**WHAT IS BEING ASKED**
Report only the number of lines in this material that include "talitamrf".

**SUPPLIED RECORDS**
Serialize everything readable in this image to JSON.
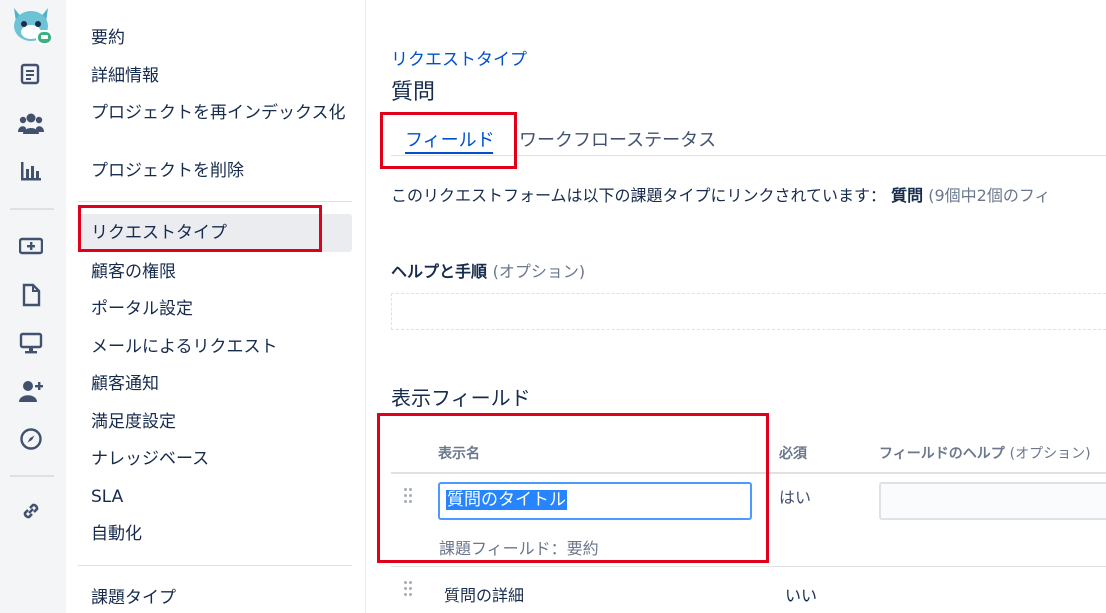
{
  "sidebar": {
    "items_top": [
      "要約",
      "詳細情報",
      "プロジェクトを再インデックス化",
      "プロジェクトを削除"
    ],
    "items_main": [
      "リクエストタイプ",
      "顧客の権限",
      "ポータル設定",
      "メールによるリクエスト",
      "顧客通知",
      "満足度設定",
      "ナレッジベース",
      "SLA",
      "自動化"
    ],
    "items_bottom": [
      "課題タイプ"
    ],
    "selected": "リクエストタイプ"
  },
  "rail_icons": [
    "avatar-icon",
    "document-list-icon",
    "people-icon",
    "chart-icon",
    "add-request-icon",
    "page-icon",
    "monitor-icon",
    "add-user-icon",
    "compass-icon",
    "link-icon"
  ],
  "breadcrumb": "リクエストタイプ",
  "page_title": "質問",
  "tabs": [
    "フィールド",
    "ワークフローステータス"
  ],
  "active_tab": "フィールド",
  "linked": {
    "prefix": "このリクエストフォームは以下の課題タイプにリンクされています：",
    "issue_type": "質問",
    "count_text": "(9個中2個のフィ"
  },
  "help": {
    "title": "ヘルプと手順",
    "optional": "(オプション)"
  },
  "visible_fields_title": "表示フィールド",
  "table": {
    "col_name": "表示名",
    "col_required": "必須",
    "col_help": "フィールドのヘルプ",
    "col_help_optional": "(オプション)",
    "rows": [
      {
        "display_name": "質問のタイトル",
        "field_label": "課題フィールド：要約",
        "required": "はい"
      },
      {
        "display_name": "質問の詳細",
        "required": "いい"
      }
    ]
  },
  "colors": {
    "accent": "#0052cc",
    "highlight": "#e0001b"
  }
}
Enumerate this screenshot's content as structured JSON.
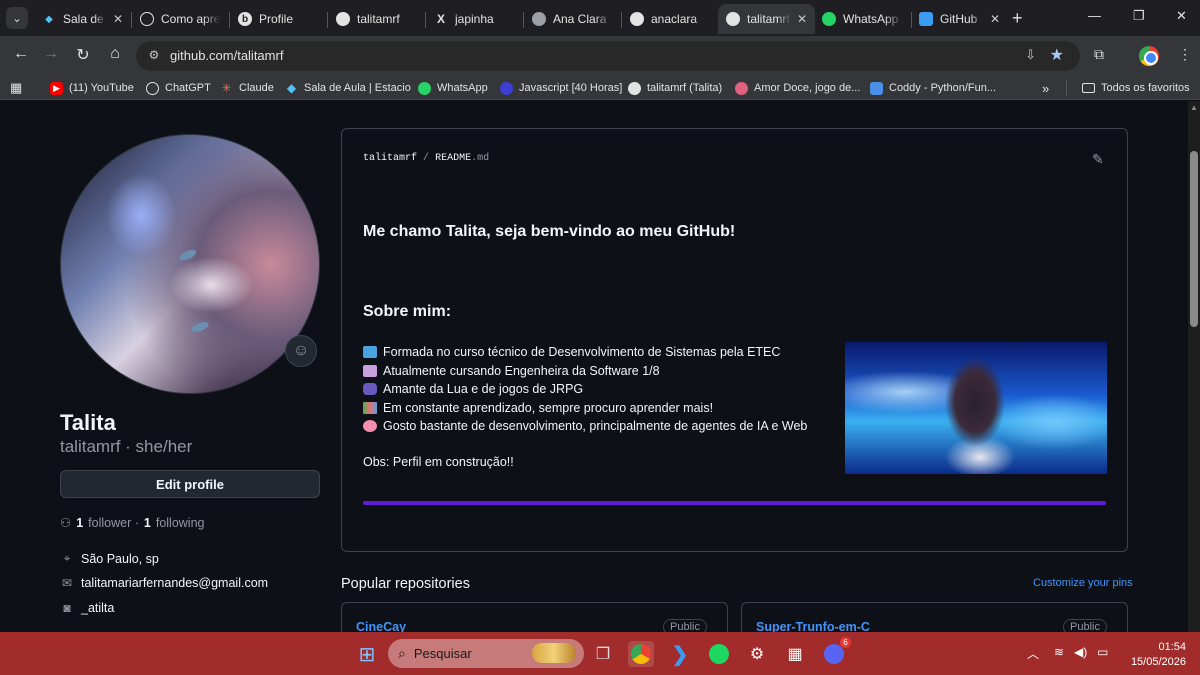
{
  "browser": {
    "tabs": [
      {
        "title": "Sala de Aula | Estacio",
        "icon": "diamond-icon",
        "color": "#4fc3f7"
      },
      {
        "title": "Como aprender",
        "icon": "chatgpt-icon",
        "color": "#e3e3e3"
      },
      {
        "title": "Profile",
        "icon": "b-icon",
        "color": "#e3e3e3"
      },
      {
        "title": "talitamrf",
        "icon": "github-icon",
        "color": "#e3e3e3"
      },
      {
        "title": "japinha",
        "icon": "x-icon",
        "color": "#e3e3e3"
      },
      {
        "title": "Ana Clara",
        "icon": "globe-icon",
        "color": "#e3e3e3"
      },
      {
        "title": "anaclara",
        "icon": "github-icon",
        "color": "#e3e3e3"
      },
      {
        "title": "talitamrf",
        "icon": "github-icon",
        "color": "#e3e3e3",
        "active": true
      },
      {
        "title": "WhatsApp",
        "icon": "whatsapp-icon",
        "color": "#25d366"
      },
      {
        "title": "GitHub",
        "icon": "vscode-icon",
        "color": "#3b9cf5"
      }
    ],
    "url": "github.com/talitamrf",
    "bookmarks": [
      {
        "label": "(11) YouTube",
        "icon": "youtube-icon",
        "color": "#ff0000"
      },
      {
        "label": "ChatGPT",
        "icon": "chatgpt-icon",
        "color": "#e3e3e3"
      },
      {
        "label": "Claude",
        "icon": "claude-icon",
        "color": "#d97757"
      },
      {
        "label": "Sala de Aula | Estacio",
        "icon": "diamond-icon",
        "color": "#4fc3f7"
      },
      {
        "label": "WhatsApp",
        "icon": "whatsapp-icon",
        "color": "#25d366"
      },
      {
        "label": "Javascript [40 Horas]",
        "icon": "dot-icon",
        "color": "#3d3dd6"
      },
      {
        "label": "talitamrf (Talita)",
        "icon": "github-icon",
        "color": "#e3e3e3"
      },
      {
        "label": "Amor Doce, jogo de...",
        "icon": "game-icon",
        "color": "#e06080"
      },
      {
        "label": "Coddy - Python/Fun...",
        "icon": "coddy-icon",
        "color": "#4a8fe8"
      }
    ],
    "bookmarks_more": "»",
    "all_favorites": "Todos os favoritos"
  },
  "profile": {
    "name": "Talita",
    "login": "talitamrf · she/her",
    "edit_button": "Edit profile",
    "followers_count": "1",
    "followers_label": "follower ·",
    "following_count": "1",
    "following_label": "following",
    "location": "São Paulo, sp",
    "email": "talitamariarfernandes@gmail.com",
    "instagram": "_atilta"
  },
  "readme": {
    "owner": "talitamrf",
    "sep": "/",
    "file": "README",
    "ext": ".md",
    "heading": "Me chamo Talita, seja bem-vindo ao meu GitHub!",
    "about_heading": "Sobre mim:",
    "items": [
      {
        "emoji": "laptop-emoji",
        "text": "Formada no curso técnico de Desenvolvimento de Sistemas pela ETEC"
      },
      {
        "emoji": "school-emoji",
        "text": "Atualmente cursando Engenheira da Software 1/8"
      },
      {
        "emoji": "gamepad-emoji",
        "text": "Amante da Lua e de jogos de JRPG"
      },
      {
        "emoji": "books-emoji",
        "text": "Em constante aprendizado, sempre procuro aprender mais!"
      },
      {
        "emoji": "brain-emoji",
        "text": "Gosto bastante de desenvolvimento, principalmente de agentes de IA e Web"
      }
    ],
    "note": "Obs: Perfil em construção!!",
    "accent_bar_color": "#5f1bd8"
  },
  "popular": {
    "title": "Popular repositories",
    "customize": "Customize your pins",
    "repos": [
      {
        "name": "CineCay",
        "visibility": "Public"
      },
      {
        "name": "Super-Trunfo-em-C",
        "visibility": "Public"
      }
    ]
  },
  "taskbar": {
    "search_placeholder": "Pesquisar",
    "time": "01:54",
    "date": "15/05/2026",
    "discord_badge": "6",
    "color": "#a22b2b"
  }
}
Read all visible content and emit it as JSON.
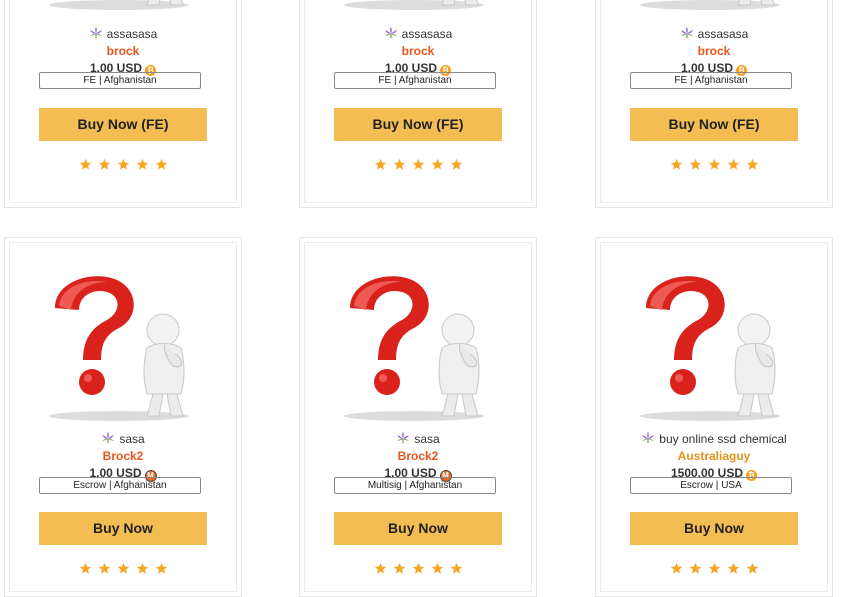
{
  "products": [
    {
      "vendor": "assasasa",
      "seller": "brock",
      "price": "1.00 USD",
      "coin": "bitcoin",
      "tag": "FE | Afghanistan",
      "button": "Buy Now  (FE)",
      "rating": 5
    },
    {
      "vendor": "assasasa",
      "seller": "brock",
      "price": "1.00 USD",
      "coin": "bitcoin",
      "tag": "FE | Afghanistan",
      "button": "Buy Now  (FE)",
      "rating": 5
    },
    {
      "vendor": "assasasa",
      "seller": "brock",
      "price": "1.00 USD",
      "coin": "bitcoin",
      "tag": "FE | Afghanistan",
      "button": "Buy Now  (FE)",
      "rating": 5
    },
    {
      "vendor": "sasa",
      "seller": "Brock2",
      "price": "1.00 USD",
      "coin": "monero",
      "tag": "Escrow | Afghanistan",
      "button": "Buy Now",
      "rating": 5
    },
    {
      "vendor": "sasa",
      "seller": "Brock2",
      "price": "1.00 USD",
      "coin": "monero",
      "tag": "Multisig | Afghanistan",
      "button": "Buy Now",
      "rating": 5
    },
    {
      "vendor": "buy online ssd chemical",
      "seller": "Australiaguy",
      "price": "1500.00 USD",
      "coin": "bitcoin",
      "tag": "Escrow | USA",
      "button": "Buy Now",
      "rating": 5
    }
  ],
  "colors": {
    "button_bg": "#f3bd53",
    "seller_red": "#e8561c",
    "seller_orange": "#e5931b",
    "star": "#f5a623",
    "bitcoin": "#f7a01c",
    "monero": "#f26822"
  },
  "icons": {
    "category": "cannabis-leaf-icon",
    "bitcoin": "bitcoin-icon",
    "monero": "monero-icon",
    "star": "star-icon",
    "placeholder": "question-mark-person-image"
  }
}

**ANSWER TO THE TASK**
6